- The request
Look below. Copy each line that has "neutro" in it.

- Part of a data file
★ ★ ★ ★ ★
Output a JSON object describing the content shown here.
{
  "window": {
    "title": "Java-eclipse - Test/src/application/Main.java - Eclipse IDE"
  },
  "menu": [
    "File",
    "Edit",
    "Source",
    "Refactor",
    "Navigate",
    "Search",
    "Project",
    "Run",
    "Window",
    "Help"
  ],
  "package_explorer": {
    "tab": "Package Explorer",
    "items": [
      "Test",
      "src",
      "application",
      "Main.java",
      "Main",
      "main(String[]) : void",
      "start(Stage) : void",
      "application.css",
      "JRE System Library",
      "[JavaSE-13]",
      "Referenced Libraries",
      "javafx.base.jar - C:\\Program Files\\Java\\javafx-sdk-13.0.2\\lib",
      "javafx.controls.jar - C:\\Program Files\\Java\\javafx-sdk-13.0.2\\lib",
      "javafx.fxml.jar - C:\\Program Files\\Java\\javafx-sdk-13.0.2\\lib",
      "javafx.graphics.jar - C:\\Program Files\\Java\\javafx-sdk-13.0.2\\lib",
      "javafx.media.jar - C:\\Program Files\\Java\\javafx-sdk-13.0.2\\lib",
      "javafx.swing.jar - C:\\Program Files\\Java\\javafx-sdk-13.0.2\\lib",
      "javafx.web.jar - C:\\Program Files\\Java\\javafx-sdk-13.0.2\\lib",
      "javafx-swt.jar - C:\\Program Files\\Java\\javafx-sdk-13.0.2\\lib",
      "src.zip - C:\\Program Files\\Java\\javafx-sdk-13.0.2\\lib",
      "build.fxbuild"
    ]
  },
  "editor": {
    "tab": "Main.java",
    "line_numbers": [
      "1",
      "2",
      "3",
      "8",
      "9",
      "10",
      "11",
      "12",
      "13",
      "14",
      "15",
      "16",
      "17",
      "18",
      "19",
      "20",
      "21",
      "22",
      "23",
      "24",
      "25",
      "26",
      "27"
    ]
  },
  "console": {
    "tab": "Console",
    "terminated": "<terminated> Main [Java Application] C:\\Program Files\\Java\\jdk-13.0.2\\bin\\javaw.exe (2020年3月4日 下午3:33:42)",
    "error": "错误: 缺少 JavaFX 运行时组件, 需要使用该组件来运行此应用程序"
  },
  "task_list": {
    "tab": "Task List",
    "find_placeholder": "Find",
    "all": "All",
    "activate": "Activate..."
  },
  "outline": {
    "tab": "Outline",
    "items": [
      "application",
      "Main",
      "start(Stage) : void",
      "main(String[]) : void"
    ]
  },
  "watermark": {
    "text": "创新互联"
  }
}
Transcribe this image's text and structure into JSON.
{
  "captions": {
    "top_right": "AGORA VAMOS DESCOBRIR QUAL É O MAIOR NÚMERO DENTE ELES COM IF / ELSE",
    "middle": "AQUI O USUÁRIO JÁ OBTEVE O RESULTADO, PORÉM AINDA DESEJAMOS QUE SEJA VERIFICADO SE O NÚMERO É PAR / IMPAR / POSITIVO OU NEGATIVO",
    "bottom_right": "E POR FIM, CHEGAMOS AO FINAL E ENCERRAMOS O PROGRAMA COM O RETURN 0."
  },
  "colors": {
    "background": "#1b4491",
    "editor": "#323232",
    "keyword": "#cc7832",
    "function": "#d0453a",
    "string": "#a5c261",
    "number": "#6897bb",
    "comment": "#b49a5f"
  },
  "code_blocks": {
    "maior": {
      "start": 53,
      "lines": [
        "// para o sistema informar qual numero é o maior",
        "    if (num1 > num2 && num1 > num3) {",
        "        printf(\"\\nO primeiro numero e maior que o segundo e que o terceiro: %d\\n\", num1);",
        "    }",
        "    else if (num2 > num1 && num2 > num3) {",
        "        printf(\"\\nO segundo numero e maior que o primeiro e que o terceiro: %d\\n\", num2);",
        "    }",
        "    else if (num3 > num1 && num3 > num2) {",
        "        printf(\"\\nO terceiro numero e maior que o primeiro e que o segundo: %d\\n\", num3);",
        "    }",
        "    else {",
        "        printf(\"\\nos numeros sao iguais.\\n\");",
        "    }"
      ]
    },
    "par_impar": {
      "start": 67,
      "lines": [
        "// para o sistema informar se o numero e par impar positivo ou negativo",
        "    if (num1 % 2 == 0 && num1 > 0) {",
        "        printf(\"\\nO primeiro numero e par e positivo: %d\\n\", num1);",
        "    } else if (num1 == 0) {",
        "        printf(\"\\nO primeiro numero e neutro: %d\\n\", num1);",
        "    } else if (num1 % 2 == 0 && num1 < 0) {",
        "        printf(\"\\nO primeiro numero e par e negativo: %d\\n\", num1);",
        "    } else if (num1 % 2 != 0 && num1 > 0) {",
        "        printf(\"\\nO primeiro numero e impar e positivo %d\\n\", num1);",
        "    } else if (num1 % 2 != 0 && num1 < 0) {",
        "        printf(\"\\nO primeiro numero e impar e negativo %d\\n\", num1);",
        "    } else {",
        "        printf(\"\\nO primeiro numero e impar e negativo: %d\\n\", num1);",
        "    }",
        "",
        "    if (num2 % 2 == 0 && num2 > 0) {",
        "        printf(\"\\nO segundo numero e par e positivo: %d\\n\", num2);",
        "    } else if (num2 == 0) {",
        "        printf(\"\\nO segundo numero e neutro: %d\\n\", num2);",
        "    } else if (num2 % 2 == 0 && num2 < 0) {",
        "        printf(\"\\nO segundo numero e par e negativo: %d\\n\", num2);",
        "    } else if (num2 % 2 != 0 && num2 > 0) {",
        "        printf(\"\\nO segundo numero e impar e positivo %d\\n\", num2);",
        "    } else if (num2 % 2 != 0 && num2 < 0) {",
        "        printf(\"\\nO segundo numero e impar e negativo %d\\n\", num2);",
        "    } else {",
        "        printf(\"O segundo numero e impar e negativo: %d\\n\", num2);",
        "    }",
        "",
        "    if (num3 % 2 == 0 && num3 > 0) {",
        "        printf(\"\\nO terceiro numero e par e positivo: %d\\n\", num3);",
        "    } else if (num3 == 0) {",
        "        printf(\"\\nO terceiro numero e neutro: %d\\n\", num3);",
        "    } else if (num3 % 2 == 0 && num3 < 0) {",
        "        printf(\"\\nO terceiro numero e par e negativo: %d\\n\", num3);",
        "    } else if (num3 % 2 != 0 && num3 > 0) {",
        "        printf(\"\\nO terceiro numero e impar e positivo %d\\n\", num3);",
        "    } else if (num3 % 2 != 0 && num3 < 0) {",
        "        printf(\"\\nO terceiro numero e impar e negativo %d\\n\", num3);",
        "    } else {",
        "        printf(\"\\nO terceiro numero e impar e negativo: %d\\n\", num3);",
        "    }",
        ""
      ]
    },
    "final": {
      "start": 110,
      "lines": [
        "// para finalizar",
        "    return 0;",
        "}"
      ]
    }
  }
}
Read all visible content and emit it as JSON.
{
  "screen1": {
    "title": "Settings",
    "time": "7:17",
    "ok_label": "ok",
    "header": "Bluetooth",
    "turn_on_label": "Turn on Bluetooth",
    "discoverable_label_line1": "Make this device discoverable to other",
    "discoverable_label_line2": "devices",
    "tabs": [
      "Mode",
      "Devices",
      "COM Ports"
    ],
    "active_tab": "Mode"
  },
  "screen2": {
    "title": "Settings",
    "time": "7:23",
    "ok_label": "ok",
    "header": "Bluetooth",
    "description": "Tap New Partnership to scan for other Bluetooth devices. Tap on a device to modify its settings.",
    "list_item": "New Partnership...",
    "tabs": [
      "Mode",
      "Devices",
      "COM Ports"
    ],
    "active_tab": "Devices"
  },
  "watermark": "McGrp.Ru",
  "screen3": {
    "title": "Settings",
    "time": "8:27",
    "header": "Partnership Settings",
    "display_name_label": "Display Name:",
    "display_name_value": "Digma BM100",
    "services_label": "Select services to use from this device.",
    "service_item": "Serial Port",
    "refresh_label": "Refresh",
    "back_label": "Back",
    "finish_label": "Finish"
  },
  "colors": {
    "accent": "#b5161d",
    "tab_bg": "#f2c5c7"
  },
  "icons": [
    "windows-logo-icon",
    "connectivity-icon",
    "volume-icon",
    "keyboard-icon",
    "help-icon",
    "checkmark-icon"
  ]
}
★ ★ ★ ★ ★
- Response for this exercise
        "        printf(\"\\nO primeiro numero e neutro: %d\\n\", num1);",
        "        printf(\"\\nO segundo numero e neutro: %d\\n\", num2);",
        "        printf(\"\\nO terceiro numero e neutro: %d\\n\", num3);",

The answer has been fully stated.